#### RECORDS PROVIDED

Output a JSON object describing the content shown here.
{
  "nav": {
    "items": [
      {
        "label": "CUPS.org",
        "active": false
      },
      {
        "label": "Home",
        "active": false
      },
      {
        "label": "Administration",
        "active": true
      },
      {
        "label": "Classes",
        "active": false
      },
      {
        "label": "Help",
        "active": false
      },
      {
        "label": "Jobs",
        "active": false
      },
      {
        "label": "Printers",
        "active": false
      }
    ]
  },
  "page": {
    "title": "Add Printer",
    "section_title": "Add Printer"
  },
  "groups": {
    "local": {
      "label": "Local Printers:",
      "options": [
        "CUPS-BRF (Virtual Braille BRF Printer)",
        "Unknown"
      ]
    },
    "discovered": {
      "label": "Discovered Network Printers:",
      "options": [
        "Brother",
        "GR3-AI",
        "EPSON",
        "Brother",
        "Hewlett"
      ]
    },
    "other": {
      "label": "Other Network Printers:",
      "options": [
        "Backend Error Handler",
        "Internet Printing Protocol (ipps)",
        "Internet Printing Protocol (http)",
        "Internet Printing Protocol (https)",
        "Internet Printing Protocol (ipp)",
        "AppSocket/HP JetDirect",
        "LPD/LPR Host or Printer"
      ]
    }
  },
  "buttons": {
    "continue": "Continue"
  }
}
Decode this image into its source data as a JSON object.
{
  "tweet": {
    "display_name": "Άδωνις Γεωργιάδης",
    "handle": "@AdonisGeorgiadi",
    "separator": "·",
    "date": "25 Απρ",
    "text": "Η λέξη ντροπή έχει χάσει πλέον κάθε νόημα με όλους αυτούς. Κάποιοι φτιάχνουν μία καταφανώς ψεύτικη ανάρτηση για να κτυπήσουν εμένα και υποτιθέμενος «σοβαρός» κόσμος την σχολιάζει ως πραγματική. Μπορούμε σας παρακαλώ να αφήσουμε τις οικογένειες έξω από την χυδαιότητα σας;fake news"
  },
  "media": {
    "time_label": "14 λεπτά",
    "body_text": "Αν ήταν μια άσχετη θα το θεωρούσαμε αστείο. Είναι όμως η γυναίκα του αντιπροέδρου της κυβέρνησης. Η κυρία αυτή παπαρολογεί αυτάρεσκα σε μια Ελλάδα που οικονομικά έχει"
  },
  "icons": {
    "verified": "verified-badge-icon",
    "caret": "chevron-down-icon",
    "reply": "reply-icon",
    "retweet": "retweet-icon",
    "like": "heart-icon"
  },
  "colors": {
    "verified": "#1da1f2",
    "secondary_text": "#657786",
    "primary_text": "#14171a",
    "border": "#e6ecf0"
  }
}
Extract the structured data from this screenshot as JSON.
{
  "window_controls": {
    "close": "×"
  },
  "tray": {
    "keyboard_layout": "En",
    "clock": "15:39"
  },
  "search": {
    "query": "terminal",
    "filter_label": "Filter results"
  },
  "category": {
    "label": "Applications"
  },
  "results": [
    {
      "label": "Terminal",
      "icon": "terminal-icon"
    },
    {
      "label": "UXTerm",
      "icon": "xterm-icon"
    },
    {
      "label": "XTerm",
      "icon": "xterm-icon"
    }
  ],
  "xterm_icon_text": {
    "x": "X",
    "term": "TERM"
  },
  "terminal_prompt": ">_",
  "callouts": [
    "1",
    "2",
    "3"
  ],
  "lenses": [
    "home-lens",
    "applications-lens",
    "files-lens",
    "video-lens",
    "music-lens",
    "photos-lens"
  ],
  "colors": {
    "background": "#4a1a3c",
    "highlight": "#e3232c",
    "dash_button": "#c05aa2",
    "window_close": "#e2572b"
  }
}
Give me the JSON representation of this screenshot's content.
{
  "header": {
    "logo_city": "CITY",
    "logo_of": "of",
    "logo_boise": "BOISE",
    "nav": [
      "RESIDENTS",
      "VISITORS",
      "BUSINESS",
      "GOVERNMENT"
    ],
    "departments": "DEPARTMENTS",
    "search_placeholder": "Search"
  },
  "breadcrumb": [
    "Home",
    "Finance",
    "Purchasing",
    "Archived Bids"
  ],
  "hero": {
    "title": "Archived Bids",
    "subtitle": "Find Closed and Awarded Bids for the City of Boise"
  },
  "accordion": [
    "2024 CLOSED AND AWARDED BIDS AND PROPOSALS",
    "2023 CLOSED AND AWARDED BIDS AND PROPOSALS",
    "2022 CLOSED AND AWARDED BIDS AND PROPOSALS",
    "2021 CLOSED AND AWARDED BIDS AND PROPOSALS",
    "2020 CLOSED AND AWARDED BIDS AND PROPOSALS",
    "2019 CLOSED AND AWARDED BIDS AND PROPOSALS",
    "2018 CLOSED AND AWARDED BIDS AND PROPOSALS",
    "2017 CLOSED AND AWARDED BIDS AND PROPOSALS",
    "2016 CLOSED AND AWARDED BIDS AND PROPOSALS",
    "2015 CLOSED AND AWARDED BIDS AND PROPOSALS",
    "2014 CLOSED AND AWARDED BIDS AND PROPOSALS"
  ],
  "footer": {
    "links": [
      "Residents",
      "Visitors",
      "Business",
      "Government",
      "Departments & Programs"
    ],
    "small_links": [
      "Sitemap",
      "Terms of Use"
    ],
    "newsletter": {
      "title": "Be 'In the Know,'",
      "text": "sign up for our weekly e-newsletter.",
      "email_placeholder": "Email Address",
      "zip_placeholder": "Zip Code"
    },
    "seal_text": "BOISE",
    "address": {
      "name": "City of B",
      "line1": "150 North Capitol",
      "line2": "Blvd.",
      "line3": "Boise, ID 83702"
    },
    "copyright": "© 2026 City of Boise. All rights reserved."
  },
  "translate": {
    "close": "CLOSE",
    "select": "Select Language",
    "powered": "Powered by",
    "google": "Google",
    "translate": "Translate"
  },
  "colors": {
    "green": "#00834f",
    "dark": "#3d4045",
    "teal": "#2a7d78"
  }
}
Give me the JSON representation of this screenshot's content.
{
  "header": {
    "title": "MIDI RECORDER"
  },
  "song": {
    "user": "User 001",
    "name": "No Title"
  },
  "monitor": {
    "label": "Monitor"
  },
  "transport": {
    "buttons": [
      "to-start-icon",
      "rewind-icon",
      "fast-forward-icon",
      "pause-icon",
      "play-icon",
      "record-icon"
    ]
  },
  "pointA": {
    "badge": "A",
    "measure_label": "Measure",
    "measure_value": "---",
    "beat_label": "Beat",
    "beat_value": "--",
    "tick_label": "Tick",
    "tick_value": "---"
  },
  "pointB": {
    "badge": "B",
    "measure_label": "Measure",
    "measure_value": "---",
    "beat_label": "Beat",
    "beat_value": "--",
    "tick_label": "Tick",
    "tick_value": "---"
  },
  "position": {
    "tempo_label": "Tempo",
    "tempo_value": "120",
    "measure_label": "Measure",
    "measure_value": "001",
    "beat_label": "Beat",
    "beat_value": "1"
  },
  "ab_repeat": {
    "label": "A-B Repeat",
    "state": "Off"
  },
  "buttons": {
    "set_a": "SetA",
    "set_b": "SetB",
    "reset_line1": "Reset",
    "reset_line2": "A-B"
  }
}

########

__YOUR GOAL__. Exactly reproduce all of the entries.

__TASK RESULT__.
Output a JSON object describing the content shown here.
{
  "nav": {
    "items": [
      {
        "label": "CUPS.org",
        "active": false
      },
      {
        "label": "Home",
        "active": false
      },
      {
        "label": "Administration",
        "active": true
      },
      {
        "label": "Classes",
        "active": false
      },
      {
        "label": "Help",
        "active": false
      },
      {
        "label": "Jobs",
        "active": false
      },
      {
        "label": "Printers",
        "active": false
      }
    ]
  },
  "page": {
    "title": "Add Printer",
    "section_title": "Add Printer"
  },
  "groups": {
    "local": {
      "label": "Local Printers:",
      "options": [
        "CUPS-BRF (Virtual Braille BRF Printer)",
        "Unknown"
      ]
    },
    "discovered": {
      "label": "Discovered Network Printers:",
      "options": [
        "Brother",
        "GR3-AI",
        "EPSON",
        "Brother",
        "Hewlett"
      ]
    },
    "other": {
      "label": "Other Network Printers:",
      "options": [
        "Backend Error Handler",
        "Internet Printing Protocol (ipps)",
        "Internet Printing Protocol (http)",
        "Internet Printing Protocol (https)",
        "Internet Printing Protocol (ipp)",
        "AppSocket/HP JetDirect",
        "LPD/LPR Host or Printer"
      ]
    }
  },
  "buttons": {
    "continue": "Continue"
  }
}
Decode this image into its source data as a JSON object.
{
  "tweet": {
    "display_name": "Άδωνις Γεωργιάδης",
    "handle": "@AdonisGeorgiadi",
    "separator": "·",
    "date": "25 Απρ",
    "text": "Η λέξη ντροπή έχει χάσει πλέον κάθε νόημα με όλους αυτούς. Κάποιοι φτιάχνουν μία καταφανώς ψεύτικη ανάρτηση για να κτυπήσουν εμένα και υποτιθέμενος «σοβαρός» κόσμος την σχολιάζει ως πραγματική. Μπορούμε σας παρακαλώ να αφήσουμε τις οικογένειες έξω από την χυδαιότητα σας;fake news"
  },
  "media": {
    "time_label": "14 λεπτά",
    "body_text": "Αν ήταν μια άσχετη θα το θεωρούσαμε αστείο. Είναι όμως η γυναίκα του αντιπροέδρου της κυβέρνησης. Η κυρία αυτή παπαρολογεί αυτάρεσκα σε μια Ελλάδα που οικονομικά έχει"
  },
  "icons": {
    "verified": "verified-badge-icon",
    "caret": "chevron-down-icon",
    "reply": "reply-icon",
    "retweet": "retweet-icon",
    "like": "heart-icon"
  },
  "colors": {
    "verified": "#1da1f2",
    "secondary_text": "#657786",
    "primary_text": "#14171a",
    "border": "#e6ecf0"
  }
}
Extract the structured data from this screenshot as JSON.
{
  "window_controls": {
    "close": "×"
  },
  "tray": {
    "keyboard_layout": "En",
    "clock": "15:39"
  },
  "search": {
    "query": "terminal",
    "filter_label": "Filter results"
  },
  "category": {
    "label": "Applications"
  },
  "results": [
    {
      "label": "Terminal",
      "icon": "terminal-icon"
    },
    {
      "label": "UXTerm",
      "icon": "xterm-icon"
    },
    {
      "label": "XTerm",
      "icon": "xterm-icon"
    }
  ],
  "xterm_icon_text": {
    "x": "X",
    "term": "TERM"
  },
  "terminal_prompt": ">_",
  "callouts": [
    "1",
    "2",
    "3"
  ],
  "lenses": [
    "home-lens",
    "applications-lens",
    "files-lens",
    "video-lens",
    "music-lens",
    "photos-lens"
  ],
  "colors": {
    "background": "#4a1a3c",
    "highlight": "#e3232c",
    "dash_button": "#c05aa2",
    "window_close": "#e2572b"
  }
}
Give me the JSON representation of this screenshot's content.
{
  "header": {
    "logo_city": "CITY",
    "logo_of": "of",
    "logo_boise": "BOISE",
    "nav": [
      "RESIDENTS",
      "VISITORS",
      "BUSINESS",
      "GOVERNMENT"
    ],
    "departments": "DEPARTMENTS",
    "search_placeholder": "Search"
  },
  "breadcrumb": [
    "Home",
    "Finance",
    "Purchasing",
    "Archived Bids"
  ],
  "hero": {
    "title": "Archived Bids",
    "subtitle": "Find Closed and Awarded Bids for the City of Boise"
  },
  "accordion": [
    "2024 CLOSED AND AWARDED BIDS AND PROPOSALS",
    "2023 CLOSED AND AWARDED BIDS AND PROPOSALS",
    "2022 CLOSED AND AWARDED BIDS AND PROPOSALS",
    "2021 CLOSED AND AWARDED BIDS AND PROPOSALS",
    "2020 CLOSED AND AWARDED BIDS AND PROPOSALS",
    "2019 CLOSED AND AWARDED BIDS AND PROPOSALS",
    "2018 CLOSED AND AWARDED BIDS AND PROPOSALS",
    "2017 CLOSED AND AWARDED BIDS AND PROPOSALS",
    "2016 CLOSED AND AWARDED BIDS AND PROPOSALS",
    "2015 CLOSED AND AWARDED BIDS AND PROPOSALS",
    "2014 CLOSED AND AWARDED BIDS AND PROPOSALS"
  ],
  "footer": {
    "links": [
      "Residents",
      "Visitors",
      "Business",
      "Government",
      "Departments & Programs"
    ],
    "small_links": [
      "Sitemap",
      "Terms of Use"
    ],
    "newsletter": {
      "title": "Be 'In the Know,'",
      "text": "sign up for our weekly e-newsletter.",
      "email_placeholder": "Email Address",
      "zip_placeholder": "Zip Code"
    },
    "seal_text": "BOISE",
    "address": {
      "name": "City of B",
      "line1": "150 North Capitol",
      "line2": "Blvd.",
      "line3": "Boise, ID 83702"
    },
    "copyright": "© 2026 City of Boise. All rights reserved."
  },
  "translate": {
    "close": "CLOSE",
    "select": "Select Language",
    "powered": "Powered by",
    "google": "Google",
    "translate": "Translate"
  },
  "colors": {
    "green": "#00834f",
    "dark": "#3d4045",
    "teal": "#2a7d78"
  }
}
Give me the JSON representation of this screenshot's content.
{
  "header": {
    "title": "MIDI RECORDER"
  },
  "song": {
    "user": "User 001",
    "name": "No Title"
  },
  "monitor": {
    "label": "Monitor"
  },
  "transport": {
    "buttons": [
      "to-start-icon",
      "rewind-icon",
      "fast-forward-icon",
      "pause-icon",
      "play-icon",
      "record-icon"
    ]
  },
  "pointA": {
    "badge": "A",
    "measure_label": "Measure",
    "measure_value": "---",
    "beat_label": "Beat",
    "beat_value": "--",
    "tick_label": "Tick",
    "tick_value": "---"
  },
  "pointB": {
    "badge": "B",
    "measure_label": "Measure",
    "measure_value": "---",
    "beat_label": "Beat",
    "beat_value": "--",
    "tick_label": "Tick",
    "tick_value": "---"
  },
  "position": {
    "tempo_label": "Tempo",
    "tempo_value": "120",
    "measure_label": "Measure",
    "measure_value": "001",
    "beat_label": "Beat",
    "beat_value": "1"
  },
  "ab_repeat": {
    "label": "A-B Repeat",
    "state": "Off"
  },
  "buttons": {
    "set_a": "SetA",
    "set_b": "SetB",
    "reset_line1": "Reset",
    "reset_line2": "A-B"
  }
}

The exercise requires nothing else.